### What you have to do
Copy the material that follows word for word and omit its pictures.

### Task material
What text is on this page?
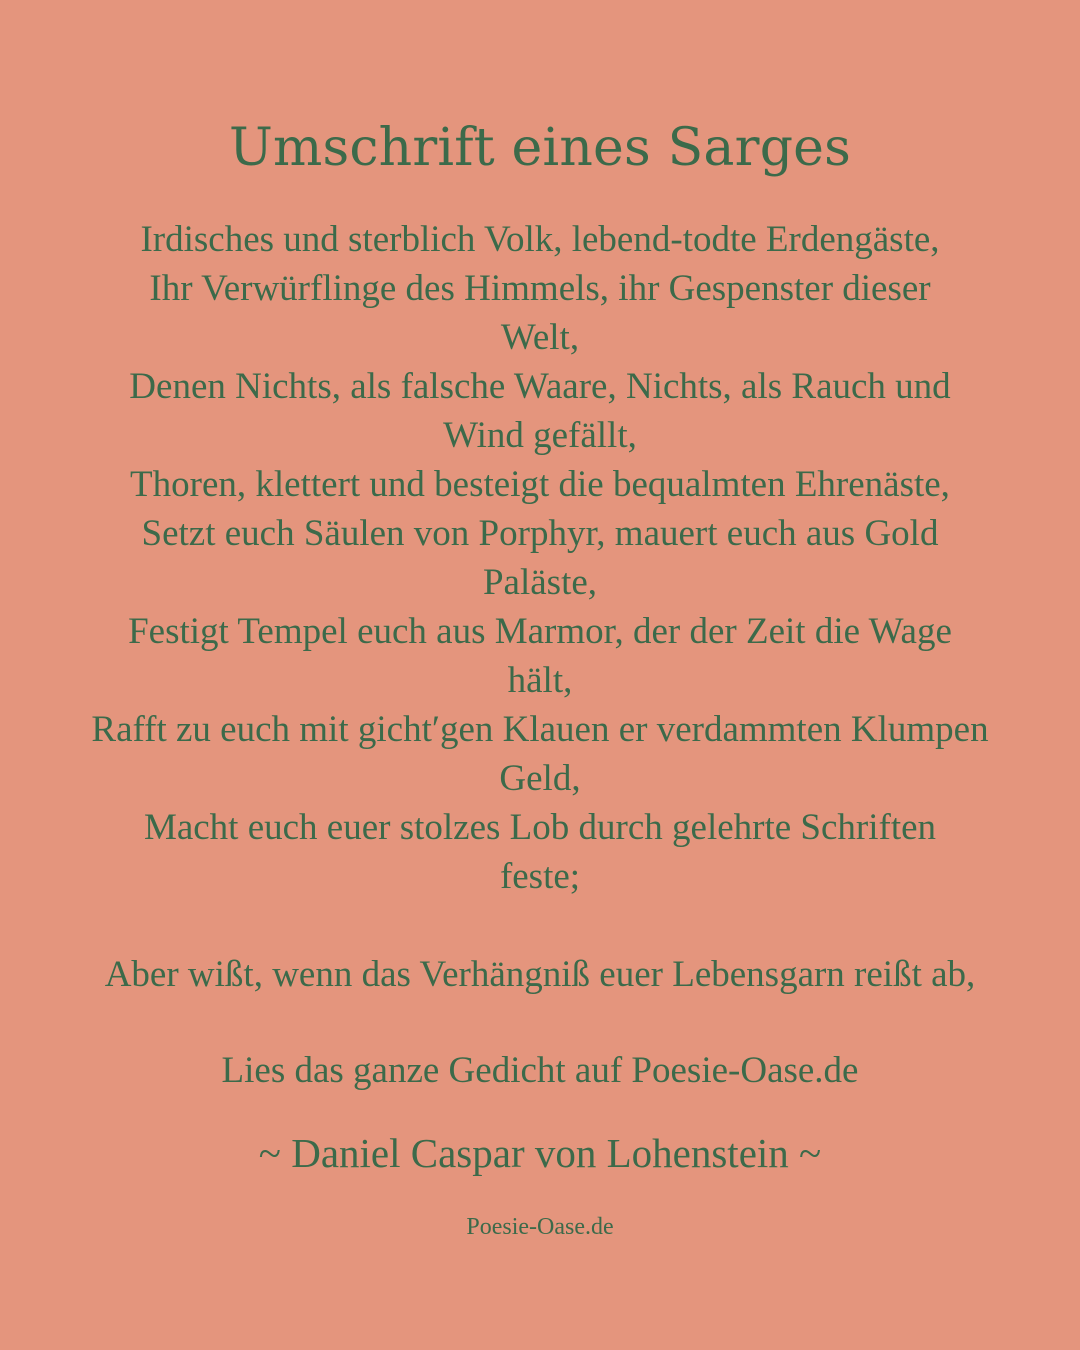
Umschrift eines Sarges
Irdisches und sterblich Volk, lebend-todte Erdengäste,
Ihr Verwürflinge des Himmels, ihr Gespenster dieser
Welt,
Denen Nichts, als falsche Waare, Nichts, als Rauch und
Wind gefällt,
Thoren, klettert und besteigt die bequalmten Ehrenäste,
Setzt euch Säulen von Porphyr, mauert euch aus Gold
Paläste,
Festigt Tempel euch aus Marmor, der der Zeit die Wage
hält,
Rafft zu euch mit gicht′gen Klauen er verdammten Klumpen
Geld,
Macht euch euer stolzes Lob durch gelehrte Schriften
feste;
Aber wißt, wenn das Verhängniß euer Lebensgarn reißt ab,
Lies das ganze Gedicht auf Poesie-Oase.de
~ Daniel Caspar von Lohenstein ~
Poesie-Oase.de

### Response to the exercise
What text is on this page?
Umschrift eines Sarges
Irdisches und sterblich Volk, lebend-todte Erdengäste,
Ihr Verwürflinge des Himmels, ihr Gespenster dieser
Welt,
Denen Nichts, als falsche Waare, Nichts, als Rauch und
Wind gefällt,
Thoren, klettert und besteigt die bequalmten Ehrenäste,
Setzt euch Säulen von Porphyr, mauert euch aus Gold
Paläste,
Festigt Tempel euch aus Marmor, der der Zeit die Wage
hält,
Rafft zu euch mit gicht′gen Klauen er verdammten Klumpen
Geld,
Macht euch euer stolzes Lob durch gelehrte Schriften
feste;
Aber wißt, wenn das Verhängniß euer Lebensgarn reißt ab,
Lies das ganze Gedicht auf Poesie-Oase.de
~ Daniel Caspar von Lohenstein ~
Poesie-Oase.de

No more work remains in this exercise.